■ WHAT TO PRODUCE
Search the material below for the string "Иные" and extract each line that has it.
begin GIVEN DATA
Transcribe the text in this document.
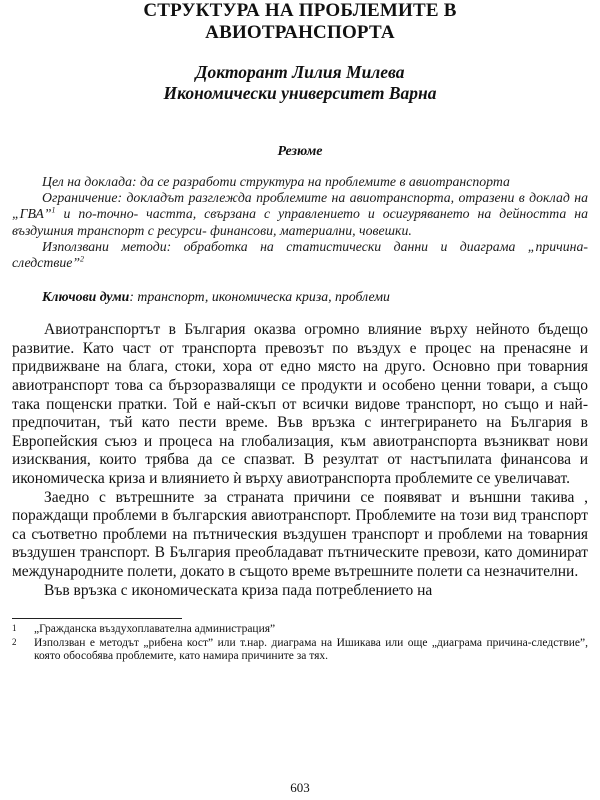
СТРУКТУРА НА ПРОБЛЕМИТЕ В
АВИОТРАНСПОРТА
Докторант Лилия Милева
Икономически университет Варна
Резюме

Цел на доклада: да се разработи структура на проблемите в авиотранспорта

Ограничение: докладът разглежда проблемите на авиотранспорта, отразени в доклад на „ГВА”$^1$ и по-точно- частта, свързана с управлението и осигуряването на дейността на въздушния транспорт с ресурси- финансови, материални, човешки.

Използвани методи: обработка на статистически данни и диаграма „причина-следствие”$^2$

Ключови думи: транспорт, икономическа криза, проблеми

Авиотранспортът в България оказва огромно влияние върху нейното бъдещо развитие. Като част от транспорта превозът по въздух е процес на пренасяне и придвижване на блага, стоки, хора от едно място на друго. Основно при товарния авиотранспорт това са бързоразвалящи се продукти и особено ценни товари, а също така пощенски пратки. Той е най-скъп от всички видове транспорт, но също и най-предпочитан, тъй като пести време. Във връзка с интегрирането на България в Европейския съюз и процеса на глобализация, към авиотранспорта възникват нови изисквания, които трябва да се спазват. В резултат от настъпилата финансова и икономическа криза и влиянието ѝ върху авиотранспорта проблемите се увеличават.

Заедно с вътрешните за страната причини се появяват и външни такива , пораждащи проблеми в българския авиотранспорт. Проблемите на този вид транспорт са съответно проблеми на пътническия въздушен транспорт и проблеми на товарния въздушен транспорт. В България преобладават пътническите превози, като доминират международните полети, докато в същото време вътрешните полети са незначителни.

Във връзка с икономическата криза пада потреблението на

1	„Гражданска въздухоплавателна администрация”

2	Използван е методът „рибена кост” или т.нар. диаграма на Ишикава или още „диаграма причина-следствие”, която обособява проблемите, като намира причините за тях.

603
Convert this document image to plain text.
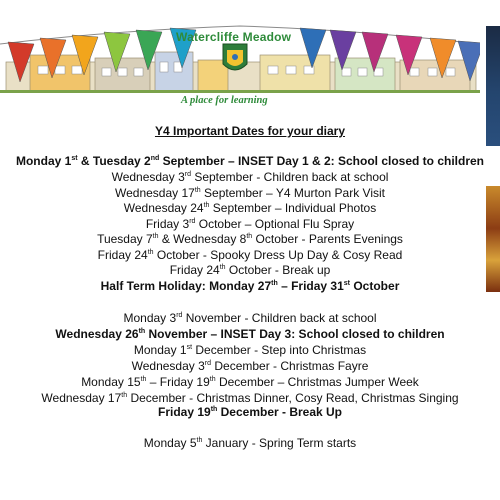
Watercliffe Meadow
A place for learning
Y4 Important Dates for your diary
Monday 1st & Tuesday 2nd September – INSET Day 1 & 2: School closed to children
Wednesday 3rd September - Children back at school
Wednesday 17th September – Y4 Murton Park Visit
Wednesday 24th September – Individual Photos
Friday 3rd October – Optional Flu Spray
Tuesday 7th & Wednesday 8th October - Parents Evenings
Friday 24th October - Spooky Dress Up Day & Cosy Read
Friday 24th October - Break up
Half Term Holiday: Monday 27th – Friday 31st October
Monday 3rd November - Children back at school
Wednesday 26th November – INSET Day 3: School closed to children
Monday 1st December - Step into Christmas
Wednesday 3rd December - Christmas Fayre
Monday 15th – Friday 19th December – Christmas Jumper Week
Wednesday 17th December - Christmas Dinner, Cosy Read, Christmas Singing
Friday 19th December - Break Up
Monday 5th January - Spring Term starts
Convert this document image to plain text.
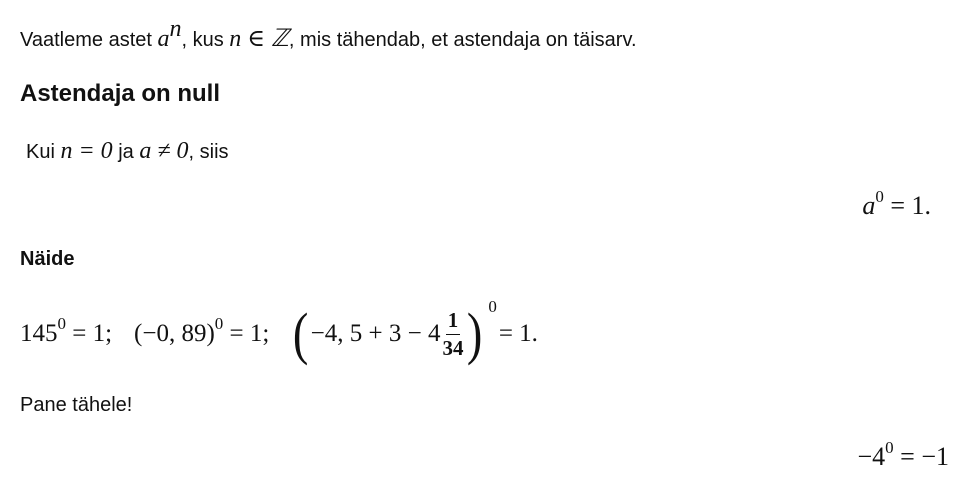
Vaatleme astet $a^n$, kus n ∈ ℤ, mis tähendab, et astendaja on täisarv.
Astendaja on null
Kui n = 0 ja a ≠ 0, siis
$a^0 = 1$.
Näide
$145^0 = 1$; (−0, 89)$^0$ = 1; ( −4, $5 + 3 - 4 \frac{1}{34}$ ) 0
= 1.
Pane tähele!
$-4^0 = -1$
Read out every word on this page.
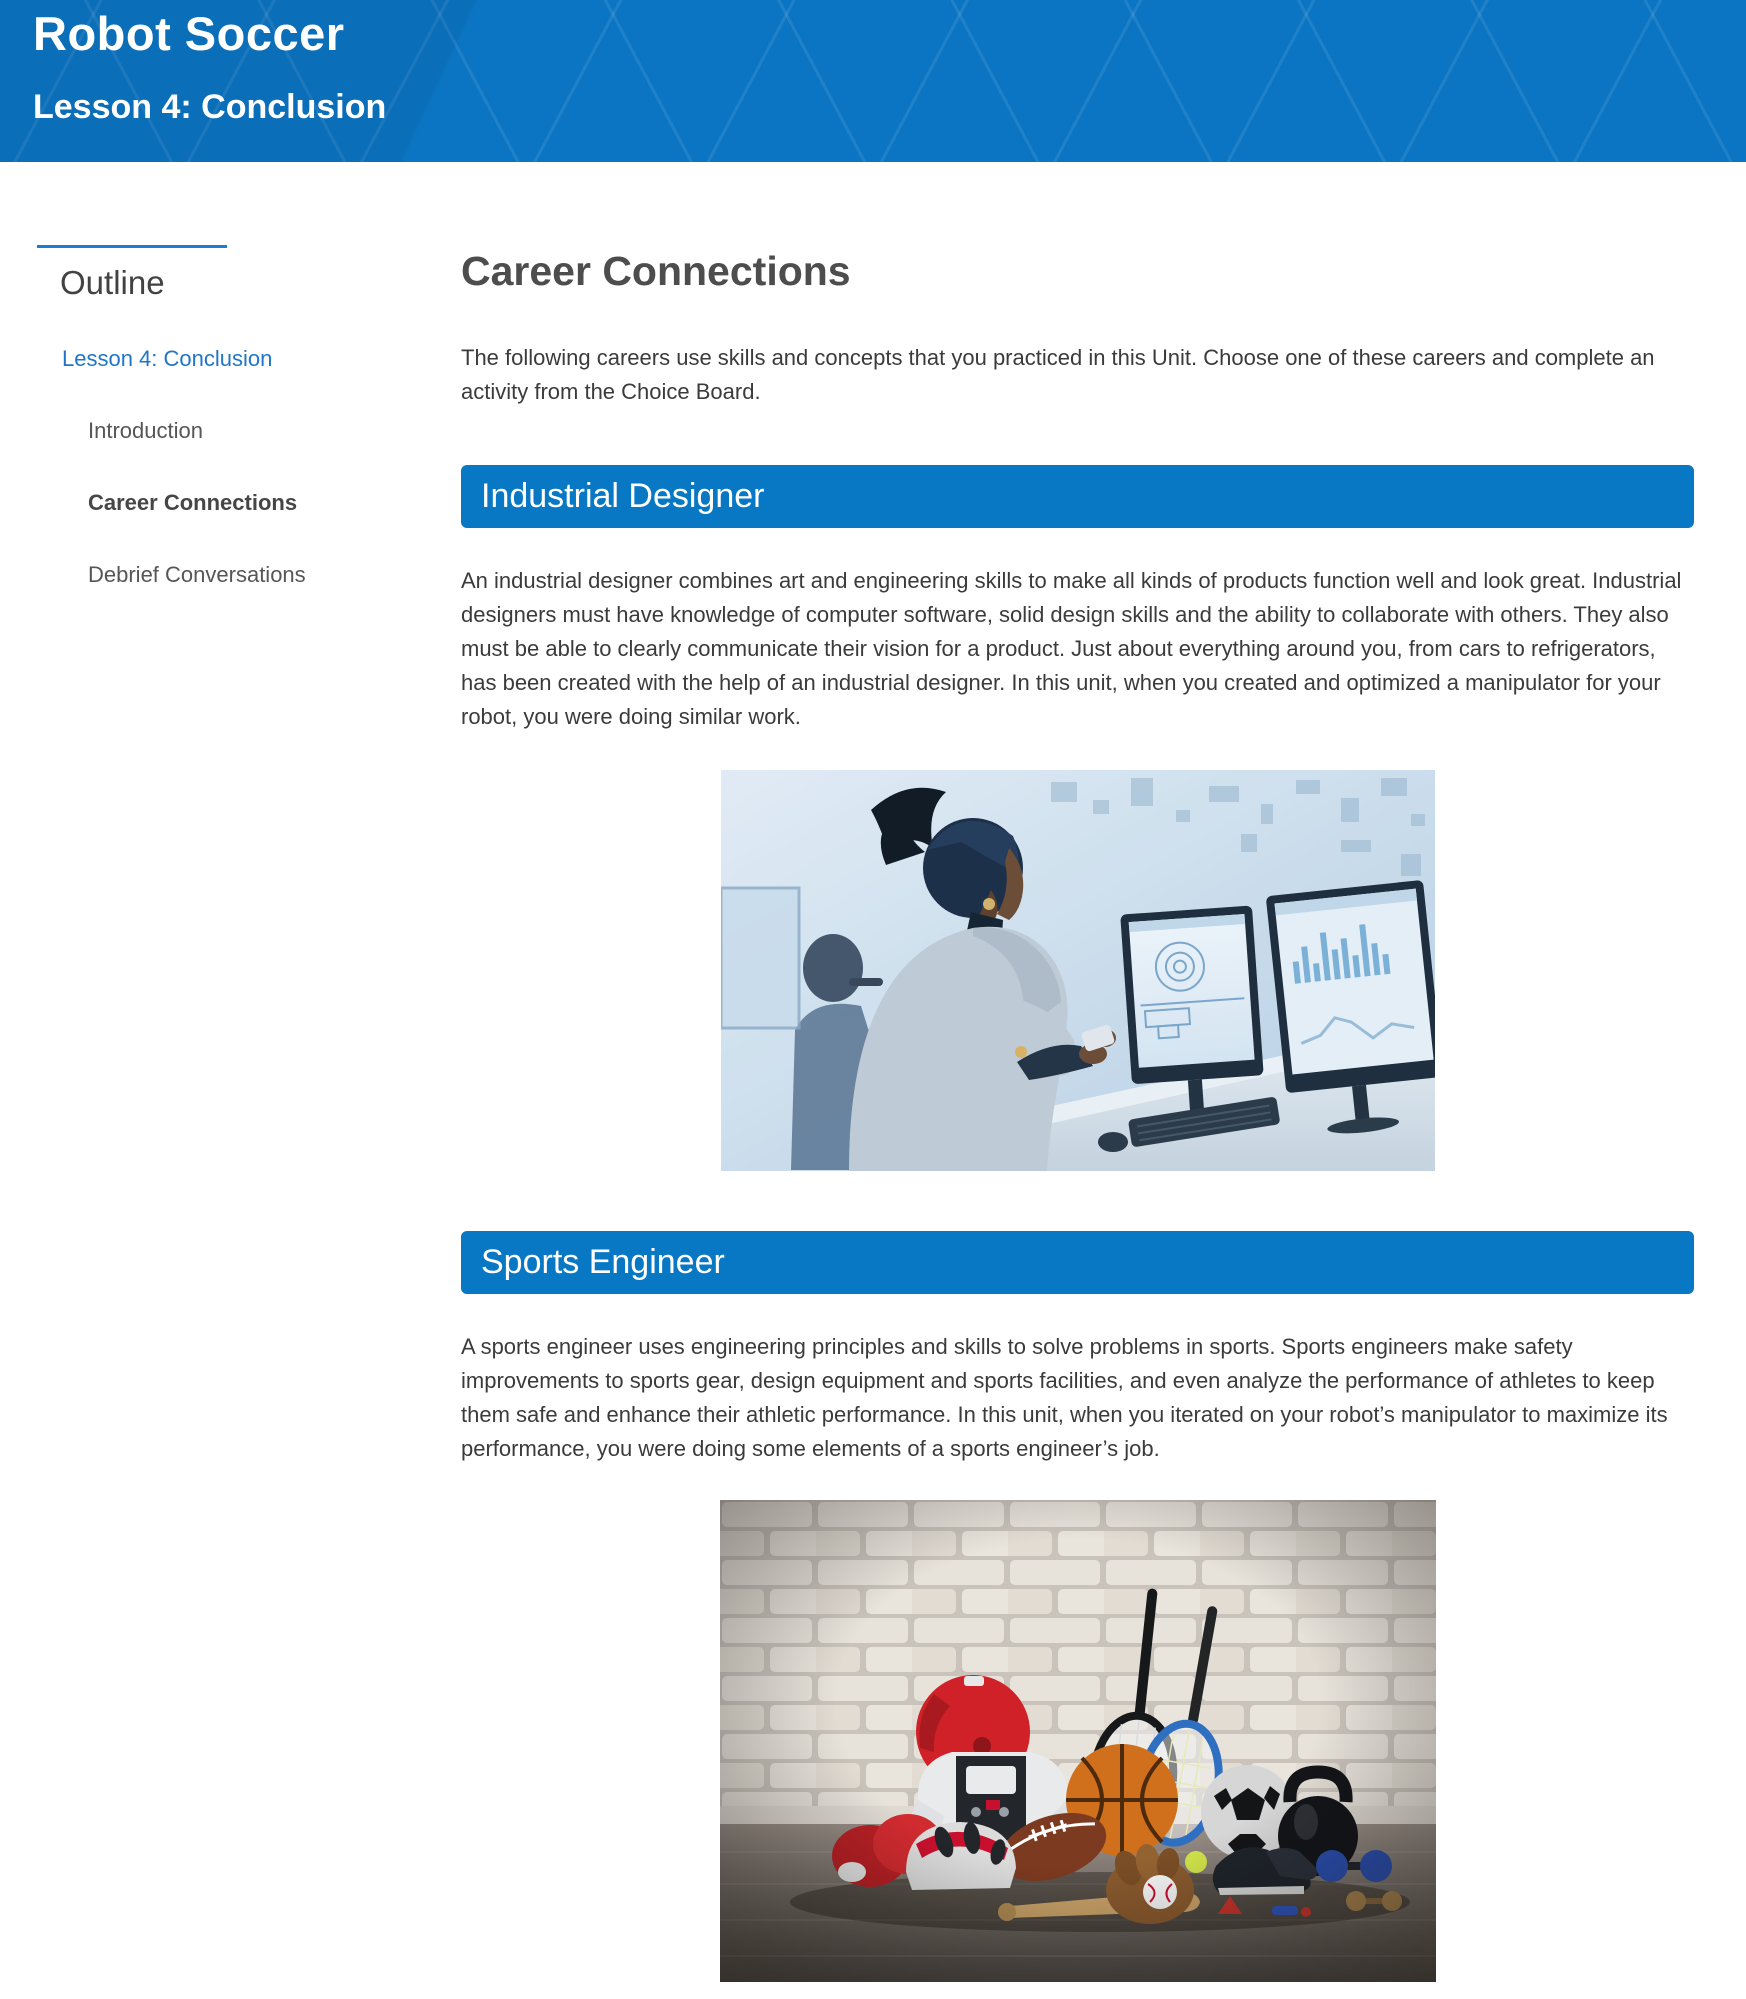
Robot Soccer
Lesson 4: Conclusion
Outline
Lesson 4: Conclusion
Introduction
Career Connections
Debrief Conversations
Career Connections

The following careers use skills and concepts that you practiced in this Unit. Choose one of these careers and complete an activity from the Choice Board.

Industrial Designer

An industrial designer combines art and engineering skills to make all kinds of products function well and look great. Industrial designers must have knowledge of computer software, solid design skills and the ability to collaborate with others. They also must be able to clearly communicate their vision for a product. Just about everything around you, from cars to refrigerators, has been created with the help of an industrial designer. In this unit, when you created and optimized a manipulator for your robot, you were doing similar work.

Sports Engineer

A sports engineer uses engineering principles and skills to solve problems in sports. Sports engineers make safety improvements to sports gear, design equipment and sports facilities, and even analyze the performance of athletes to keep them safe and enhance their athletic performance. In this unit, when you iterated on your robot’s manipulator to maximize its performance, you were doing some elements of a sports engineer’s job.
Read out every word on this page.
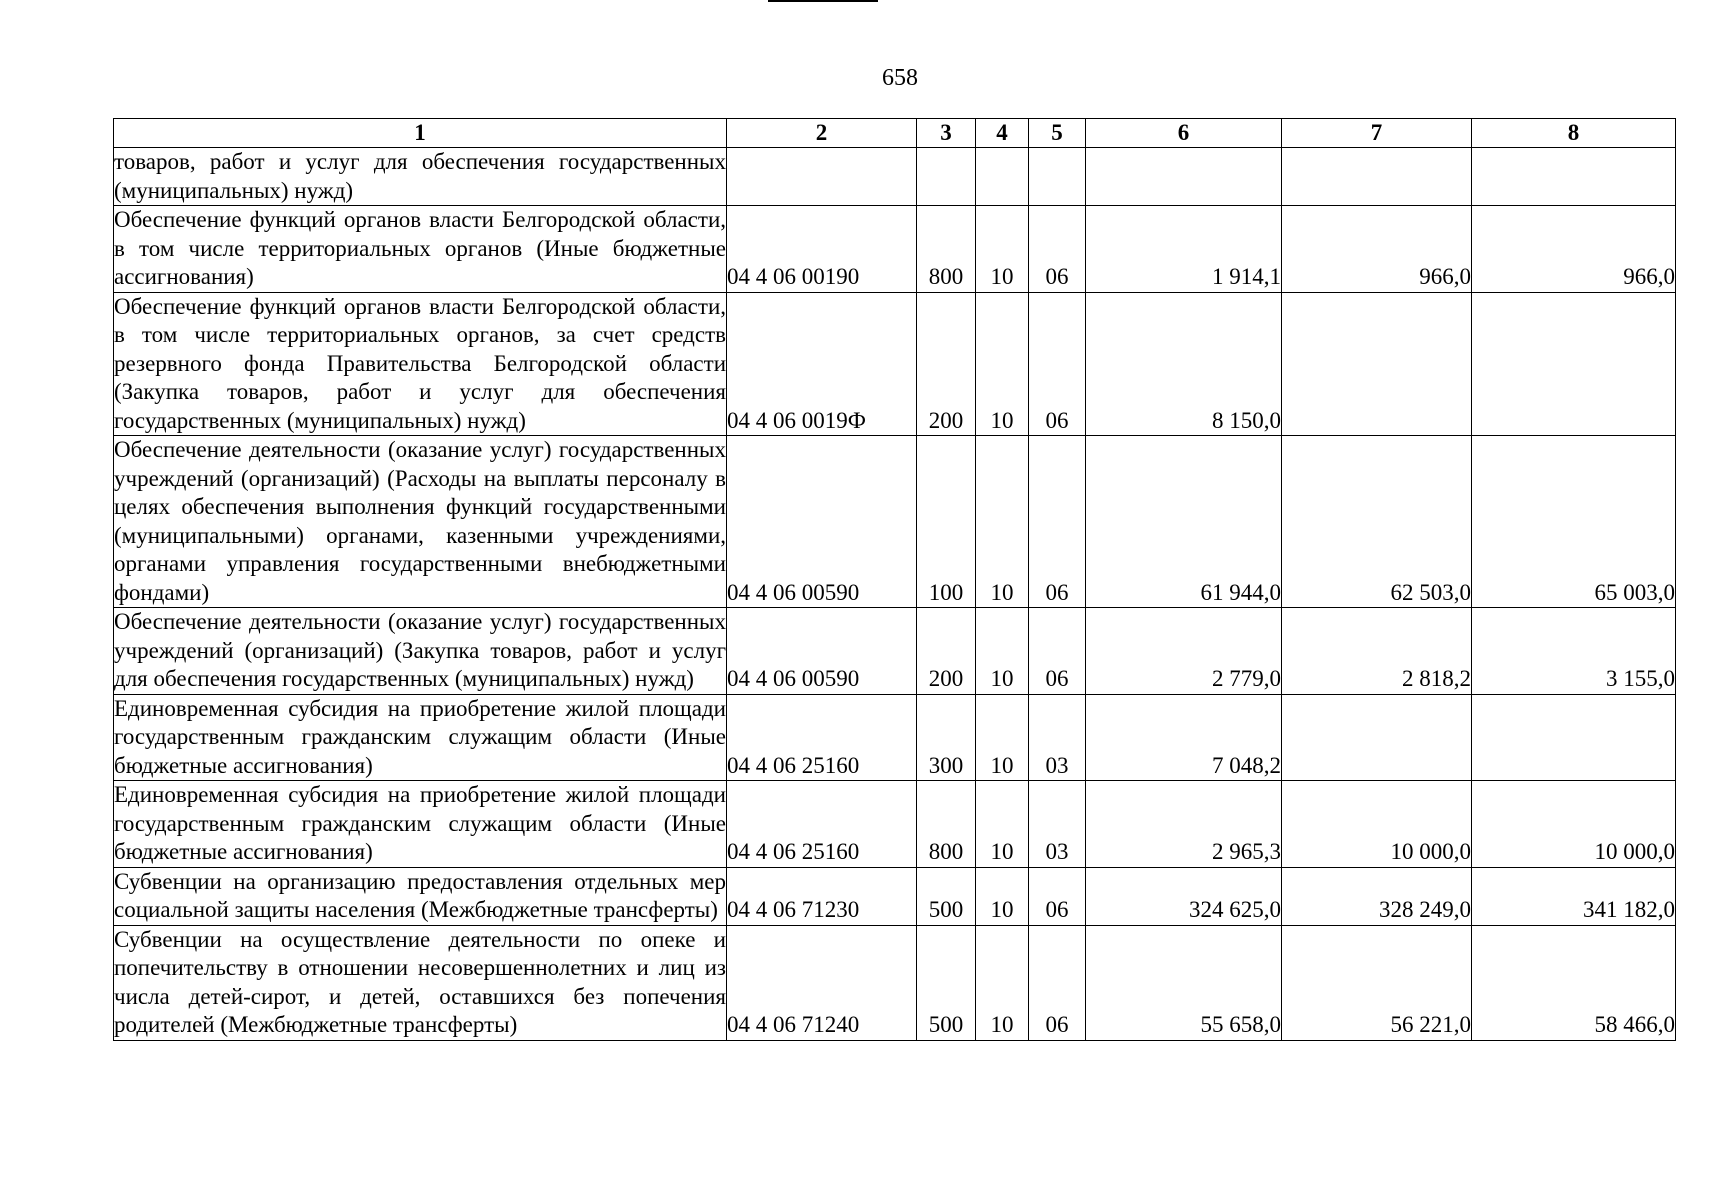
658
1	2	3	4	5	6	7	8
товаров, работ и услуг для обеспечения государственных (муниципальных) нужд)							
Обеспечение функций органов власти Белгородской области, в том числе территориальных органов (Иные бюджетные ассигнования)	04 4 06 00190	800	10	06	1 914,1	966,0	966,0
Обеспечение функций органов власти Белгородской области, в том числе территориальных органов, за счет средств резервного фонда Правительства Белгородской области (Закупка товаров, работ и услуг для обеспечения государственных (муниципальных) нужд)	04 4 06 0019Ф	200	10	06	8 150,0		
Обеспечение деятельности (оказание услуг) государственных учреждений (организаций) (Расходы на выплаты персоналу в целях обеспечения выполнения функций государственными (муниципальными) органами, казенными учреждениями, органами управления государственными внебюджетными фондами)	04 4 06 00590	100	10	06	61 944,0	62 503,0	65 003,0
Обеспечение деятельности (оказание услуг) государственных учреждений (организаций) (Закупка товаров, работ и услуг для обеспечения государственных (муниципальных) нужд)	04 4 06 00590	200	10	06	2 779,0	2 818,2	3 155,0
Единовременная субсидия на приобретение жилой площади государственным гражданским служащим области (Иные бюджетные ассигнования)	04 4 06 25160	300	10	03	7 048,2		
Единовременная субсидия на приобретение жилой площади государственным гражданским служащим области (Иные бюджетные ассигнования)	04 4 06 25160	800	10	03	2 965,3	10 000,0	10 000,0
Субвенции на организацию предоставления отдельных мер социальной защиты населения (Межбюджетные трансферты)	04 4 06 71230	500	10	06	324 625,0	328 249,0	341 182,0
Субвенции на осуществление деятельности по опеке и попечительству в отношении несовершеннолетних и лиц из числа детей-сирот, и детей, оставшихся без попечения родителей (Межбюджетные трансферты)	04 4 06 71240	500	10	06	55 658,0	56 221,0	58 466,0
end GIVEN DATA
■ CORRECT ANSWER
Обеспечение функций органов власти Белгородской области, в том числе территориальных органов (Иные бюджетные ассигнования)	04 4 06 00190	800	10	06	1 914,1	966,0	966,0
Единовременная субсидия на приобретение жилой площади государственным гражданским служащим области (Иные бюджетные ассигнования)	04 4 06 25160	300	10	03	7 048,2		
Единовременная субсидия на приобретение жилой площади государственным гражданским служащим области (Иные бюджетные ассигнования)	04 4 06 25160	800	10	03	2 965,3	10 000,0	10 000,0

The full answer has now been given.